- **RECORDED INFORMATION**

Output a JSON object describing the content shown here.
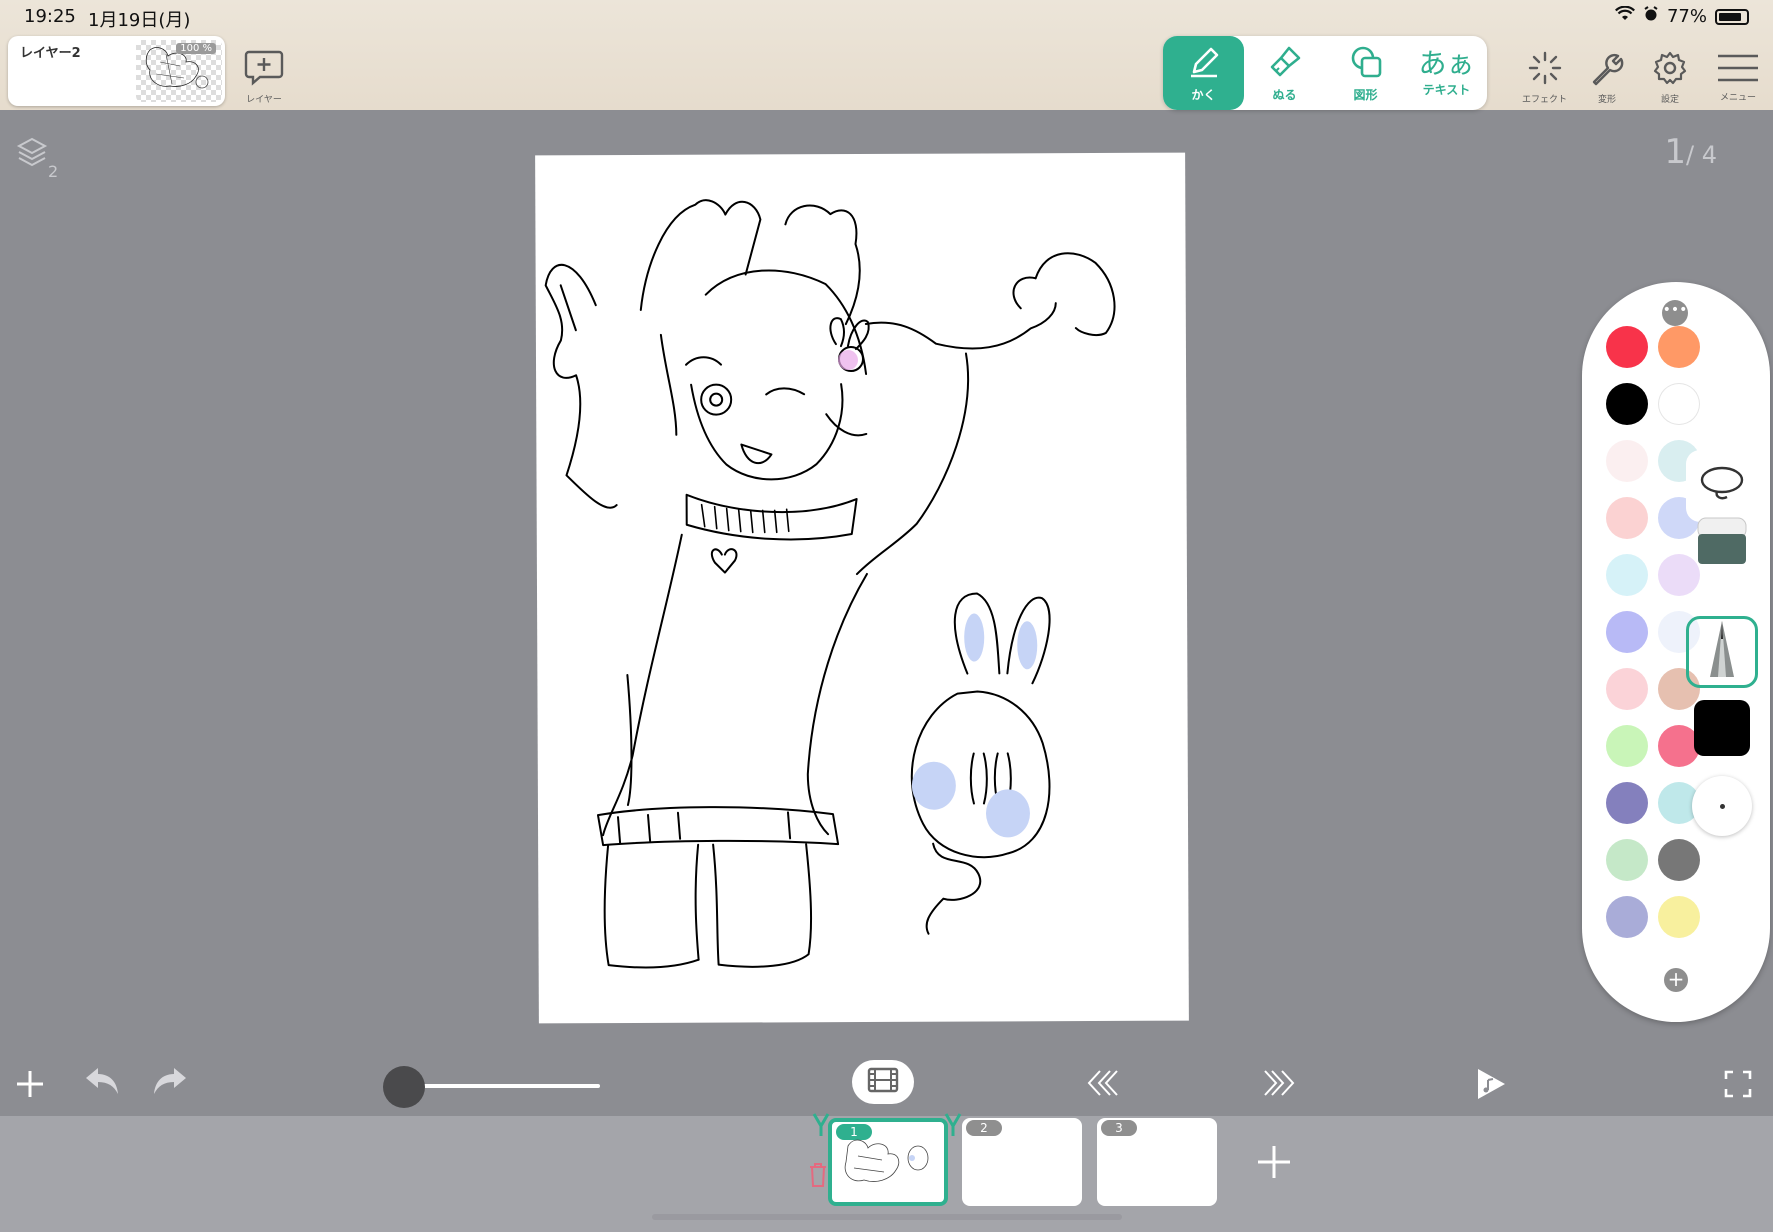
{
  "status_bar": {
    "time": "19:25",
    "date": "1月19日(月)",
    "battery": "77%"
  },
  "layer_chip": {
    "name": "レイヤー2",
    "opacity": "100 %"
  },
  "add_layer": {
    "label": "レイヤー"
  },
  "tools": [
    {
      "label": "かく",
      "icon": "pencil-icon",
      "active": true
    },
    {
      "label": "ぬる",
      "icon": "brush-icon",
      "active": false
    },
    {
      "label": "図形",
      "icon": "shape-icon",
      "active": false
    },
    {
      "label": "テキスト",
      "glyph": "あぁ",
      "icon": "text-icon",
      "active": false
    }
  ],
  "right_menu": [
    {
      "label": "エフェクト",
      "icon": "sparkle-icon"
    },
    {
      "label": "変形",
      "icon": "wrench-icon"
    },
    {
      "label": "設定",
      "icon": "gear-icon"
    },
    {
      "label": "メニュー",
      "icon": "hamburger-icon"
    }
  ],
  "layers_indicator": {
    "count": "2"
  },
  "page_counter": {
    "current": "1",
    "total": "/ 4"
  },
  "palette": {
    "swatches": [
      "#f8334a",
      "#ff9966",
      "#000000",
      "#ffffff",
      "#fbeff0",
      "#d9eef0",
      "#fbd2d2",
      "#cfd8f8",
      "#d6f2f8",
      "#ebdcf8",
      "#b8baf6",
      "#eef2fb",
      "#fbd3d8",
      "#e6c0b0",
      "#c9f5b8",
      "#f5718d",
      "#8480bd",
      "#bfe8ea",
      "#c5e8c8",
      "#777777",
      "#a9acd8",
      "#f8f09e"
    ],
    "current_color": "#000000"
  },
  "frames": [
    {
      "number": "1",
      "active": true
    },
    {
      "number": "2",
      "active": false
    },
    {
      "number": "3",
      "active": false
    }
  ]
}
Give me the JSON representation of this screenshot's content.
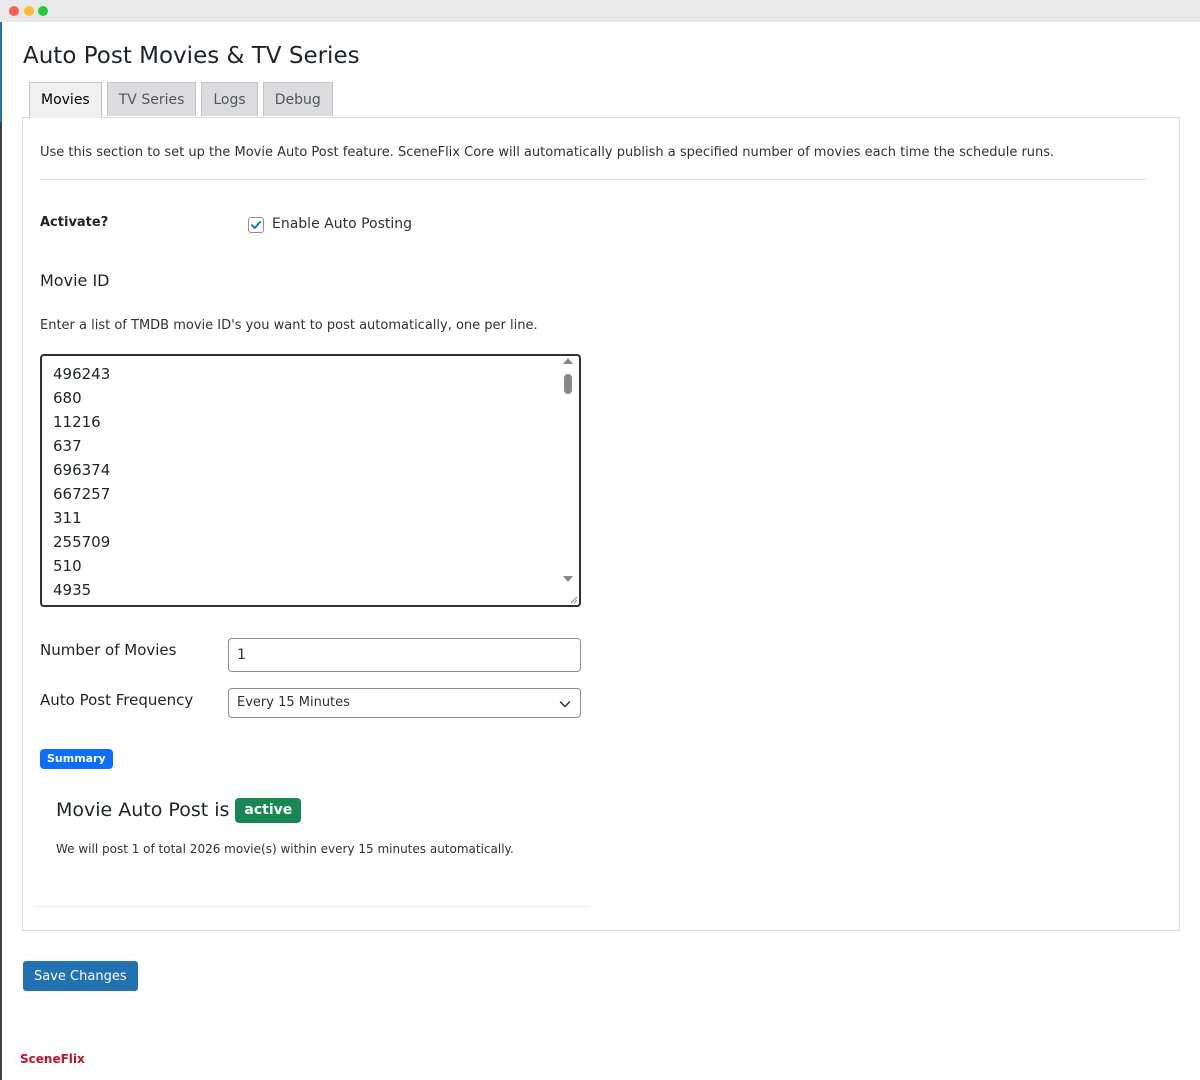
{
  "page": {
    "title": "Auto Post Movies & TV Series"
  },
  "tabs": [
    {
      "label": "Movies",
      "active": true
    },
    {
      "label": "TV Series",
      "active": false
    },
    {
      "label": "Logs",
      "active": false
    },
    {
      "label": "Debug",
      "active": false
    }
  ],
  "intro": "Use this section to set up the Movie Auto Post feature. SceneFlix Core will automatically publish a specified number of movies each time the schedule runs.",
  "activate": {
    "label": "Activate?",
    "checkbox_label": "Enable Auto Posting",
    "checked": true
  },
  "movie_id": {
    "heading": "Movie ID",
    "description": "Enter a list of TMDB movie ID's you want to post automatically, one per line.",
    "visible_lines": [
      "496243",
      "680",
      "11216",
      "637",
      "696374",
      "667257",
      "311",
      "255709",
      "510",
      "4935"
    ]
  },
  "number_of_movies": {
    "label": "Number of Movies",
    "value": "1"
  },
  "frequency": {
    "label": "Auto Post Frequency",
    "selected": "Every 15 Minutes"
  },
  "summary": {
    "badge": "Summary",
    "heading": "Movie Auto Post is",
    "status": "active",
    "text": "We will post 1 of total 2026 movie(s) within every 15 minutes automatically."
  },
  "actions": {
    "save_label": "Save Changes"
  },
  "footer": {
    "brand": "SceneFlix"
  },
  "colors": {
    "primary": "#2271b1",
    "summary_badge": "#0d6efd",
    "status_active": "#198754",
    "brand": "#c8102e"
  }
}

- **OBJECTIVE**
In the records above, how many lines include "Series"? Give that number and nothing more.

- **REPLY TO THE TASK**
2